- Directive:
Search the records that follow and extract every line containing the string "解答本题时".

----

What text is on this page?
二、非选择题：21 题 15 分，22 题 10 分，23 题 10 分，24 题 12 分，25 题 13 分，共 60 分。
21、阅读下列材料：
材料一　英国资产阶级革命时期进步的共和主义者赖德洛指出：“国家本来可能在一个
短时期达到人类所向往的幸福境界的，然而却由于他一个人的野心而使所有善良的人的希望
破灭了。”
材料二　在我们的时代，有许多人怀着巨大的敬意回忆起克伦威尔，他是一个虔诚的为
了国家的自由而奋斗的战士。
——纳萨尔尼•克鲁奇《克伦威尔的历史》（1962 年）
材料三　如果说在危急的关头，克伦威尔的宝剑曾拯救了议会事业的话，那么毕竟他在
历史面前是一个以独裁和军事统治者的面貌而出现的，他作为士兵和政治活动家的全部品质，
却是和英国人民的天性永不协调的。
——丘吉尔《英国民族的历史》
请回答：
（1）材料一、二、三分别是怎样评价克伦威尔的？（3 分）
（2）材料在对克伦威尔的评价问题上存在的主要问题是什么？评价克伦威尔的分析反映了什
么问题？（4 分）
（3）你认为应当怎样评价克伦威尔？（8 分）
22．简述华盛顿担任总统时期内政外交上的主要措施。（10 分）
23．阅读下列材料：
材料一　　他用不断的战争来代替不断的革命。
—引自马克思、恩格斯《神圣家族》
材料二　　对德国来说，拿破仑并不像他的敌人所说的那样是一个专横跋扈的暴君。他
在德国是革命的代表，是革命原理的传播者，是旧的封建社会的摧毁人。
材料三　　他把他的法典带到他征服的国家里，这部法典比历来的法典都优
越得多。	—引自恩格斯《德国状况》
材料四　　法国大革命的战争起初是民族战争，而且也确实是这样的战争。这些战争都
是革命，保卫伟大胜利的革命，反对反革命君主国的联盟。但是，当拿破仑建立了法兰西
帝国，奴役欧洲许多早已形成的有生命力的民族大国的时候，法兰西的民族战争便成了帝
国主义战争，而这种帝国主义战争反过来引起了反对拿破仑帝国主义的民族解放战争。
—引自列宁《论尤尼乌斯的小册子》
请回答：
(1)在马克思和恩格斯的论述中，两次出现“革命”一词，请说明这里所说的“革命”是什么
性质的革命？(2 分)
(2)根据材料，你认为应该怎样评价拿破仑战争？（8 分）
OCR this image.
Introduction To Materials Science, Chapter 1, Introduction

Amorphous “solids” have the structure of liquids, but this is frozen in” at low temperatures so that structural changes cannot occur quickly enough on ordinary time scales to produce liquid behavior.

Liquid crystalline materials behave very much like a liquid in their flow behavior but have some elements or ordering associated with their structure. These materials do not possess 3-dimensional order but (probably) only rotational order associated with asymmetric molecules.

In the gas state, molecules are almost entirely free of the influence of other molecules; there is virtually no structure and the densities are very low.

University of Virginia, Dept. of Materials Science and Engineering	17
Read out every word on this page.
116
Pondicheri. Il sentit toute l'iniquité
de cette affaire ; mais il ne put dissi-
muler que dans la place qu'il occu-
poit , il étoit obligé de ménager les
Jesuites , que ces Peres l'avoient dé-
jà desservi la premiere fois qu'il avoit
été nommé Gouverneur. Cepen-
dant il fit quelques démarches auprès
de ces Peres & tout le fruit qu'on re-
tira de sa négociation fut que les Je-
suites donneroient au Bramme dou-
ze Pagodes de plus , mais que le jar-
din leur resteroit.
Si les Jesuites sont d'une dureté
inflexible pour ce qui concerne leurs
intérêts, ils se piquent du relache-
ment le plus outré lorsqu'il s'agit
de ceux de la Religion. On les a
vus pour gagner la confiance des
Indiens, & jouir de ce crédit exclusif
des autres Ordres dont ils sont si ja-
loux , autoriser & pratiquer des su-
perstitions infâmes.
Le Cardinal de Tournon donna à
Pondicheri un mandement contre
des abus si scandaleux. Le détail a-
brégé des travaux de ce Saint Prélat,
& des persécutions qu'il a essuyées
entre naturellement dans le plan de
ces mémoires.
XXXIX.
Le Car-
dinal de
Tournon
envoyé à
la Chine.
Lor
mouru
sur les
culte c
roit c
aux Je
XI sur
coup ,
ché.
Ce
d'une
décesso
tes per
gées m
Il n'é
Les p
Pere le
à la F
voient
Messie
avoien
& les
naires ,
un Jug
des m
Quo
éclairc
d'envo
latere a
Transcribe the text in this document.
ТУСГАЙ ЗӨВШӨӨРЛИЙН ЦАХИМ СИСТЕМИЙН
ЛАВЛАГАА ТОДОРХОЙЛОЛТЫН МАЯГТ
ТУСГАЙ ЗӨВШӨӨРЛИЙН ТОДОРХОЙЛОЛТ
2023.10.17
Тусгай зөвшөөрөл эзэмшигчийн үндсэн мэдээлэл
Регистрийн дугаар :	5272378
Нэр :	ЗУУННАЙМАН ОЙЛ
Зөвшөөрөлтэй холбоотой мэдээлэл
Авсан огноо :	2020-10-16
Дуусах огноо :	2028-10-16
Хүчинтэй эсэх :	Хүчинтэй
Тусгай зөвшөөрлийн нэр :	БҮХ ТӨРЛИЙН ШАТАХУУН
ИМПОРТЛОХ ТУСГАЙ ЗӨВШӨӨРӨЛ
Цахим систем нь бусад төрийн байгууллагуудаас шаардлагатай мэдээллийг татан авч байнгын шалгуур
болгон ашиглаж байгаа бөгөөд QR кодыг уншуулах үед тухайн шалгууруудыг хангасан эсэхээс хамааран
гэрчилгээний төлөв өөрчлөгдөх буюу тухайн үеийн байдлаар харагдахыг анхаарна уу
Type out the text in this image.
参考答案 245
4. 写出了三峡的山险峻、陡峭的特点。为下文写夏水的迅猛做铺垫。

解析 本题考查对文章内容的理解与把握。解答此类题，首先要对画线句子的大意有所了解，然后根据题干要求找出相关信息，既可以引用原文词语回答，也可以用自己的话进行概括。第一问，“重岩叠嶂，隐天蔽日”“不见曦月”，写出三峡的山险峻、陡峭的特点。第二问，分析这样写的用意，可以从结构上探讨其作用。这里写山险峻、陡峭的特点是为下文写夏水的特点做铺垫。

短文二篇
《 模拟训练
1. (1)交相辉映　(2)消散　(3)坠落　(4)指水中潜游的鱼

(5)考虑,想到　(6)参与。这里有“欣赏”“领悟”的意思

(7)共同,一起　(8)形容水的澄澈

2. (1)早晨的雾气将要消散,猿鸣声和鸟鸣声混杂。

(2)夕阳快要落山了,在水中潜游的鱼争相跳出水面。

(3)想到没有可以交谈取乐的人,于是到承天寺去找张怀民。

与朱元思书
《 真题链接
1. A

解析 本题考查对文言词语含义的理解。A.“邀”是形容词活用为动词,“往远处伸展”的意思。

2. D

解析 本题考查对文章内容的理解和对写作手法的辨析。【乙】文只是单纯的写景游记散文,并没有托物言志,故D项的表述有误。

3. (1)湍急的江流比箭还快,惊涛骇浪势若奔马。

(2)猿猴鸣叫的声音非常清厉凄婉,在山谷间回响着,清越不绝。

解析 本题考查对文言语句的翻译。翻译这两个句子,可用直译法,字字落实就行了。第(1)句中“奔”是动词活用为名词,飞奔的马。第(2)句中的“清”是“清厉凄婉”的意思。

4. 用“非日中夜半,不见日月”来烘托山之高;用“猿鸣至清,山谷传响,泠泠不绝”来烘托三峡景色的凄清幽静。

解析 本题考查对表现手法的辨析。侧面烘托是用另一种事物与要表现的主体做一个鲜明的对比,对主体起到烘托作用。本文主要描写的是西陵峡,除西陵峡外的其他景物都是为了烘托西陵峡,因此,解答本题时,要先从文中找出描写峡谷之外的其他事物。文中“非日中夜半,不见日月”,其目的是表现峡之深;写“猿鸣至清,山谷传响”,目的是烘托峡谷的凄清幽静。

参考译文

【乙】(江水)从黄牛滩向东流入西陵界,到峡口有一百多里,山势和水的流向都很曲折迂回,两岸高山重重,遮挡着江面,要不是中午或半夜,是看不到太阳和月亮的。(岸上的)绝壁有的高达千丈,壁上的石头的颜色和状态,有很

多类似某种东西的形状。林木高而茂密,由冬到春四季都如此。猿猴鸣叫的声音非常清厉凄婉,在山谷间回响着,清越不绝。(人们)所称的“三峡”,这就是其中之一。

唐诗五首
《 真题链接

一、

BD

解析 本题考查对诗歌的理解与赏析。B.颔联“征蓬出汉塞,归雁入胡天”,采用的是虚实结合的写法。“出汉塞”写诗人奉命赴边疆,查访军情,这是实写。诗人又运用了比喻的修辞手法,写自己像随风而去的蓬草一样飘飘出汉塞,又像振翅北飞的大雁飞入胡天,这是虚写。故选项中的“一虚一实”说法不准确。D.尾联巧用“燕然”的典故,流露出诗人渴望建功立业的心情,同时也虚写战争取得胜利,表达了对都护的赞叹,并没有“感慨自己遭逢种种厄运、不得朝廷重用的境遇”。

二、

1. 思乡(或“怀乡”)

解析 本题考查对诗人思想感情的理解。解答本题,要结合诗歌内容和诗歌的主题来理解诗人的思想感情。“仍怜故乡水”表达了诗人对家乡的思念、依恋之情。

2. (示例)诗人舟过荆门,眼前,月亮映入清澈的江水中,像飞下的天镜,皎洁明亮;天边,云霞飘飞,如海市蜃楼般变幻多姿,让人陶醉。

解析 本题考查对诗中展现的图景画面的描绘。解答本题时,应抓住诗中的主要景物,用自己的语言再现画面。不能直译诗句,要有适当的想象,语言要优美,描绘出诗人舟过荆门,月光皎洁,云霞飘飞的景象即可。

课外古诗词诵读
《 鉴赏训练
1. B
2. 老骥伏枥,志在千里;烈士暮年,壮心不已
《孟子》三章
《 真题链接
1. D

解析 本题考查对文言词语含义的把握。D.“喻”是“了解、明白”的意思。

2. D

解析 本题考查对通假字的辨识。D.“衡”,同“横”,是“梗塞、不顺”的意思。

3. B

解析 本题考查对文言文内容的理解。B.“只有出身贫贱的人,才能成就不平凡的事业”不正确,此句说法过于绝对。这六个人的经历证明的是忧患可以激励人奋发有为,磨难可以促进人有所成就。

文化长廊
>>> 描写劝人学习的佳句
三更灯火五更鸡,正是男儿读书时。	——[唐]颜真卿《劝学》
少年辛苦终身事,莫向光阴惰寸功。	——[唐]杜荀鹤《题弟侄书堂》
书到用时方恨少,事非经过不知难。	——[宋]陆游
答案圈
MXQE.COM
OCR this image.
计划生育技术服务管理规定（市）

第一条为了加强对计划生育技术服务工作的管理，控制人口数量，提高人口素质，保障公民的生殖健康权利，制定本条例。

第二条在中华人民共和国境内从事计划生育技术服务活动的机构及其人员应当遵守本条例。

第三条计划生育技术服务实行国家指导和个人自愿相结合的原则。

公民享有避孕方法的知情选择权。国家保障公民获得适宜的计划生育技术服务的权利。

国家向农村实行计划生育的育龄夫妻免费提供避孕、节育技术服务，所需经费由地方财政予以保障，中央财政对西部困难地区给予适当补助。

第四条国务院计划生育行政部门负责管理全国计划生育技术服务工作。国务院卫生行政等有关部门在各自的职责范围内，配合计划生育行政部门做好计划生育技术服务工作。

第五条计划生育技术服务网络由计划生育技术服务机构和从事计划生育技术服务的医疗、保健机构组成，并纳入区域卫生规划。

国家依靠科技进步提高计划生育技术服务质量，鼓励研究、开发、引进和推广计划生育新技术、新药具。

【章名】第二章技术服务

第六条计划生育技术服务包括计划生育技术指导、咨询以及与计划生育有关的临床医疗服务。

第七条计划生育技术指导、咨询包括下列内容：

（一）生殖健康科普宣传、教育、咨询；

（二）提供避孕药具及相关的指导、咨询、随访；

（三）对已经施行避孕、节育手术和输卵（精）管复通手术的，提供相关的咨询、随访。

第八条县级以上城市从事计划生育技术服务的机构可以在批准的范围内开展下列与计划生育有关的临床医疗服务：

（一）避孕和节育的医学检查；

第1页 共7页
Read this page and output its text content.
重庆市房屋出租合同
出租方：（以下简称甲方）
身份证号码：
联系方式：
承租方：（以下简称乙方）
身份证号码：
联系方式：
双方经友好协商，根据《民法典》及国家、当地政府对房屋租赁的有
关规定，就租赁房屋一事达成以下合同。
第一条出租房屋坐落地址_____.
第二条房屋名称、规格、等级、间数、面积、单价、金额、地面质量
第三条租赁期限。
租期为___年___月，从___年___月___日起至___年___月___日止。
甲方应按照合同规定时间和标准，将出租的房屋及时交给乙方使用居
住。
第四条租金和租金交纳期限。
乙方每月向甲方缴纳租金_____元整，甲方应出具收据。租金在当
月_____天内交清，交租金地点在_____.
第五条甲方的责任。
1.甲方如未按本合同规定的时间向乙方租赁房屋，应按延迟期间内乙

----

- The reply:
解析 本题考查对表现手法的辨析。侧面烘托是用另一种事物与要表现的主体做一个鲜明的对比,对主体起到烘托作用。本文主要描写的是西陵峡,除西陵峡外的其他景物都是为了烘托西陵峡,因此,解答本题时,要先从文中找出描写峡谷之外的其他事物。文中“非日中夜半,不见日月”,其目的是表现峡之深;写“猿鸣至清,山谷传响”,目的是烘托峡谷的凄清幽静。
解析 本题考查对诗中展现的图景画面的描绘。解答本题时,应抓住诗中的主要景物,用自己的语言再现画面。不能直译诗句,要有适当的想象,语言要优美,描绘出诗人舟过荆门,月光皎洁,云霞飘飞的景象即可。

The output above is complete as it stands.